== To be done ==
Locate the lines where "title" occurs and copy them as they stand.

== Given data ==
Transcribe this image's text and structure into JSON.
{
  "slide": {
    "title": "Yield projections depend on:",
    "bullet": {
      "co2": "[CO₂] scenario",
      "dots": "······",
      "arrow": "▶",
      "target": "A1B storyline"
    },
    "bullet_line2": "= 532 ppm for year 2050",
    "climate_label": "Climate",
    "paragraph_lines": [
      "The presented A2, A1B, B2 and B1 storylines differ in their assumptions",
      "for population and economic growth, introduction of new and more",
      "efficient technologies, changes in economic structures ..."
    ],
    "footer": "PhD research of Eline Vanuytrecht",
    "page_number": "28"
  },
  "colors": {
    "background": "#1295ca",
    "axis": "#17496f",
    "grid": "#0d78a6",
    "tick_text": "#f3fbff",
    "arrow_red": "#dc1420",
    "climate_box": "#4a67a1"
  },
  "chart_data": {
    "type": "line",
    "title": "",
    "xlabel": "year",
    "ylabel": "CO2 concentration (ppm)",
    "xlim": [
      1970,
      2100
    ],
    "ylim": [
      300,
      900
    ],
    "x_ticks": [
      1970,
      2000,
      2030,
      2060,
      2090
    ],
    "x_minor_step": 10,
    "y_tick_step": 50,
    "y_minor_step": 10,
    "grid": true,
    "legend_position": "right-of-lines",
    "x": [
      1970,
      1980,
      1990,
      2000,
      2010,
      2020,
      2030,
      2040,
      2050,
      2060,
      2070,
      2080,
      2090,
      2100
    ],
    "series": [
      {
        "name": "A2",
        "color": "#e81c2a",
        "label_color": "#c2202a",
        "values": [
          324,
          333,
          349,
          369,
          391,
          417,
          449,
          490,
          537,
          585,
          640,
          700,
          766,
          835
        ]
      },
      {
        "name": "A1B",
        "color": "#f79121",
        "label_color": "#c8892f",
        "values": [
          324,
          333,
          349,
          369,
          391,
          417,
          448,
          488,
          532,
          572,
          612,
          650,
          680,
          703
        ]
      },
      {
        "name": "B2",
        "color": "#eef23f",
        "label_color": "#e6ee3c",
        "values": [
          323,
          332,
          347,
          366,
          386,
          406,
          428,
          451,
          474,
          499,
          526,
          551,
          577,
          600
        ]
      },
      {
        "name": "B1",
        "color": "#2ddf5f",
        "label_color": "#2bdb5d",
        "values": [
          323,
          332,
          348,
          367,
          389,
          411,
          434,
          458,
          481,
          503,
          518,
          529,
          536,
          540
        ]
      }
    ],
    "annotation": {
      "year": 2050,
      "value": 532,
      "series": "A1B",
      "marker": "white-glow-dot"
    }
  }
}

== Result for this exercise ==
    "title": "Yield projections depend on:",
    "title": "",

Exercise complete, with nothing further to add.